TASK INSTRUCTIONS
Below is a block of records; repeat each one exactly.

[Collected data]
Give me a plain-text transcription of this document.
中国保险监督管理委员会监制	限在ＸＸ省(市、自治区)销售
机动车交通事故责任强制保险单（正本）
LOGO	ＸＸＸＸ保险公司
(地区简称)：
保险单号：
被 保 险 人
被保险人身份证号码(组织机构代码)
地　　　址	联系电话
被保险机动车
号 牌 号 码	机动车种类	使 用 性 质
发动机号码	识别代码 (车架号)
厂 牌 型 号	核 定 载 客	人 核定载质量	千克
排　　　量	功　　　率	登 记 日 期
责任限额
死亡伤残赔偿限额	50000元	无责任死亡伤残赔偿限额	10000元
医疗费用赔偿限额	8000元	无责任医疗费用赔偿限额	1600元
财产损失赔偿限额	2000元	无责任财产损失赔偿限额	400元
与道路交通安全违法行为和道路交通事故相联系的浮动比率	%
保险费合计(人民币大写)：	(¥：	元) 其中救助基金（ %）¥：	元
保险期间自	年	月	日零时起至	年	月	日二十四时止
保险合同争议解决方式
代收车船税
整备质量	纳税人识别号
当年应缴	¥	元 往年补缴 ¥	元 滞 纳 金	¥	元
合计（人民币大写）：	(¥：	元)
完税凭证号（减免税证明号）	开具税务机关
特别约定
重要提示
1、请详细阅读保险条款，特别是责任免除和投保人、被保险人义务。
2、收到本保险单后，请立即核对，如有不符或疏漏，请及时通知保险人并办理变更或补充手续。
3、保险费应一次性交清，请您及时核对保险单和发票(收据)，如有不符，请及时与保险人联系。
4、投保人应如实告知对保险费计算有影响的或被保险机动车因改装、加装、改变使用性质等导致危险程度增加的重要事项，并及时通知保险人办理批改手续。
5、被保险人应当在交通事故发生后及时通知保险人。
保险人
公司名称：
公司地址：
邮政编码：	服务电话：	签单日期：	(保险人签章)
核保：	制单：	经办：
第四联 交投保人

RESPONSE TO THIS TASK
Give me a plain-text transcription of this document.
中国保险监督管理委员会监制	限在ＸＸ省(市、自治区)销售
机动车交通事故责任强制保险单（正本）
LOGO	ＸＸＸＸ保险公司
(地区简称)：
保险单号：
被 保 险 人
被保险人身份证号码(组织机构代码)
地　　　址	联系电话
被保险机动车
号 牌 号 码	机动车种类	使 用 性 质
发动机号码	识别代码 (车架号)
厂 牌 型 号	核 定 载 客	人 核定载质量	千克
排　　　量	功　　　率	登 记 日 期
责任限额
死亡伤残赔偿限额	50000元	无责任死亡伤残赔偿限额	10000元
医疗费用赔偿限额	8000元	无责任医疗费用赔偿限额	1600元
财产损失赔偿限额	2000元	无责任财产损失赔偿限额	400元
与道路交通安全违法行为和道路交通事故相联系的浮动比率	%
保险费合计(人民币大写)：	(¥：	元) 其中救助基金（ %）¥：	元
保险期间自	年	月	日零时起至	年	月	日二十四时止
保险合同争议解决方式
代收车船税
整备质量	纳税人识别号
当年应缴	¥	元 往年补缴 ¥	元 滞 纳 金	¥	元
合计（人民币大写）：	(¥：	元)
完税凭证号（减免税证明号）	开具税务机关
特别约定
重要提示
1、请详细阅读保险条款，特别是责任免除和投保人、被保险人义务。
2、收到本保险单后，请立即核对，如有不符或疏漏，请及时通知保险人并办理变更或补充手续。
3、保险费应一次性交清，请您及时核对保险单和发票(收据)，如有不符，请及时与保险人联系。
4、投保人应如实告知对保险费计算有影响的或被保险机动车因改装、加装、改变使用性质等导致危险程度增加的重要事项，并及时通知保险人办理批改手续。
5、被保险人应当在交通事故发生后及时通知保险人。
保险人
公司名称：
公司地址：
邮政编码：	服务电话：	签单日期：	(保险人签章)
核保：	制单：	经办：
第四联 交投保人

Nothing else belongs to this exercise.